## Stated task:
Type the records out again in full, exactly.

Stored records
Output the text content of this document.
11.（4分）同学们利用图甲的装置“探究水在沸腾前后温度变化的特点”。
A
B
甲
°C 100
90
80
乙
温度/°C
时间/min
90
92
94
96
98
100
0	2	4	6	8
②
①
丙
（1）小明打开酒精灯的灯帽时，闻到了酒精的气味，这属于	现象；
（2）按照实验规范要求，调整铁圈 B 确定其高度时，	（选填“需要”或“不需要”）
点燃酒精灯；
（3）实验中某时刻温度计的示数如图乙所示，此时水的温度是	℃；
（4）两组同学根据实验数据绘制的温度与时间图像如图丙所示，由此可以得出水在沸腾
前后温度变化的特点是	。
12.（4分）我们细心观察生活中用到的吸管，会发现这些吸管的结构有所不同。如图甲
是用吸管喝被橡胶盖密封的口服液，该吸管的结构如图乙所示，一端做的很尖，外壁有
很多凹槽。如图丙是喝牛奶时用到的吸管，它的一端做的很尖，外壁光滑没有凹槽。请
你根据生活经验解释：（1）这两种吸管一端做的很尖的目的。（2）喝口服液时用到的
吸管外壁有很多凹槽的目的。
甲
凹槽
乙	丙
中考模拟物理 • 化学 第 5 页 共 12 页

## Task answer:
Output the text content of this document.
11.（4分）同学们利用图甲的装置“探究水在沸腾前后温度变化的特点”。
A
B
甲
°C 100
90
80
乙
温度/°C
时间/min
90
92
94
96
98
100
0	2	4	6	8
②
①
丙
（1）小明打开酒精灯的灯帽时，闻到了酒精的气味，这属于	现象；
（2）按照实验规范要求，调整铁圈 B 确定其高度时，	（选填“需要”或“不需要”）
点燃酒精灯；
（3）实验中某时刻温度计的示数如图乙所示，此时水的温度是	℃；
（4）两组同学根据实验数据绘制的温度与时间图像如图丙所示，由此可以得出水在沸腾
前后温度变化的特点是	。
12.（4分）我们细心观察生活中用到的吸管，会发现这些吸管的结构有所不同。如图甲
是用吸管喝被橡胶盖密封的口服液，该吸管的结构如图乙所示，一端做的很尖，外壁有
很多凹槽。如图丙是喝牛奶时用到的吸管，它的一端做的很尖，外壁光滑没有凹槽。请
你根据生活经验解释：（1）这两种吸管一端做的很尖的目的。（2）喝口服液时用到的
吸管外壁有很多凹槽的目的。
甲
凹槽
乙	丙
中考模拟物理 • 化学 第 5 页 共 12 页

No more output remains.